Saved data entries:
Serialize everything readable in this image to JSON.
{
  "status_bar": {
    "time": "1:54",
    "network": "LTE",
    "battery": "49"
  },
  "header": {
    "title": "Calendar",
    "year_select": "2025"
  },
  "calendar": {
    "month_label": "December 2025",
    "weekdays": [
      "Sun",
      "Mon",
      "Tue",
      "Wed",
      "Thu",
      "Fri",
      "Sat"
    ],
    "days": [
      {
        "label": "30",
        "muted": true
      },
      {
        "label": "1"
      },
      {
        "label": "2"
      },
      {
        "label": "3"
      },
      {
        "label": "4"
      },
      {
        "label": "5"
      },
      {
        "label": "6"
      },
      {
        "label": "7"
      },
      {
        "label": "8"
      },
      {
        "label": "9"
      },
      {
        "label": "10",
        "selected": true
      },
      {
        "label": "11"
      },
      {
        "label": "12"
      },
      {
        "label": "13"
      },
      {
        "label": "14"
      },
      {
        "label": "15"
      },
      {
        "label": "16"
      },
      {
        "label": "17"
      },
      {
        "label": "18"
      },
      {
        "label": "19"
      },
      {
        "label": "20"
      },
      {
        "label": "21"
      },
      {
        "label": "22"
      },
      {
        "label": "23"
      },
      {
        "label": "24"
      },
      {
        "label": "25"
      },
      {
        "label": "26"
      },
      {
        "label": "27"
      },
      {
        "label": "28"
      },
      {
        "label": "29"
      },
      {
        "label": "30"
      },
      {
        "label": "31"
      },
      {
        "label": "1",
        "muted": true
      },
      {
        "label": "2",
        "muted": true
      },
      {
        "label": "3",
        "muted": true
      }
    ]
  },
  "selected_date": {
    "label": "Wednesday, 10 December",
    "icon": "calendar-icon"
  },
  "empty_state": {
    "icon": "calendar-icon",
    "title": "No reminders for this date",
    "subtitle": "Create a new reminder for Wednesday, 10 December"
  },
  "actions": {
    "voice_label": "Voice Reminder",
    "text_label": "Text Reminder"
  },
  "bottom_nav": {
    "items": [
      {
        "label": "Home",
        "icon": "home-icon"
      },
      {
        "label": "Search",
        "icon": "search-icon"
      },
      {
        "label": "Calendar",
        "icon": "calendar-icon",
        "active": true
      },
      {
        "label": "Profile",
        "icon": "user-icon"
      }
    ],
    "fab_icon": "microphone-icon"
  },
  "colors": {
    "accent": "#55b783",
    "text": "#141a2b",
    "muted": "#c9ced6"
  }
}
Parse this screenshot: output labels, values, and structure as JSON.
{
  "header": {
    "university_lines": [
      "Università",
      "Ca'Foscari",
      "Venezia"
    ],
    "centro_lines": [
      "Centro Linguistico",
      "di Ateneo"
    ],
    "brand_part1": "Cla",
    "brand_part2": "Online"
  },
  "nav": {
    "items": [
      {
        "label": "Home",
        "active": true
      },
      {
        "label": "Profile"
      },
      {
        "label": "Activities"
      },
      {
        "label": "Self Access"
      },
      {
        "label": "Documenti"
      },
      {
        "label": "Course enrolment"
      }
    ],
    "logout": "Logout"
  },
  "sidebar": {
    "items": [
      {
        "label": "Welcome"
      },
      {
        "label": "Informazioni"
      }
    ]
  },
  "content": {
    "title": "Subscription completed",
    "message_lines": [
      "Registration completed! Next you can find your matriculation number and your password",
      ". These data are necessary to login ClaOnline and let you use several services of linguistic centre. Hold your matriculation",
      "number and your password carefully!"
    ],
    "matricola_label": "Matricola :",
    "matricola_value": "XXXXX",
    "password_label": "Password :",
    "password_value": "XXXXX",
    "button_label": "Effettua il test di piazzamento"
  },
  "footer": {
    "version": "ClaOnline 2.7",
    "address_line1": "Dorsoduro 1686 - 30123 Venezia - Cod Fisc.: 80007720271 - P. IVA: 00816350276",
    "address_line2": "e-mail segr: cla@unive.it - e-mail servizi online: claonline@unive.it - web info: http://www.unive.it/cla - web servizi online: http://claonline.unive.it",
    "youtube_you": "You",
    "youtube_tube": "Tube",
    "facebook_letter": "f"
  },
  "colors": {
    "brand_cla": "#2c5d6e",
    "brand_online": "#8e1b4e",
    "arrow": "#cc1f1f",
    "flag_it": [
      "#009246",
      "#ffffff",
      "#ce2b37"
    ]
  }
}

DIRECTIVE: Using the material above, copy every line in which the string "number" occurs.

EXERCISE ANSWER:
      "Registration completed! Next you can find your matriculation number and your password",
      "number and your password carefully!"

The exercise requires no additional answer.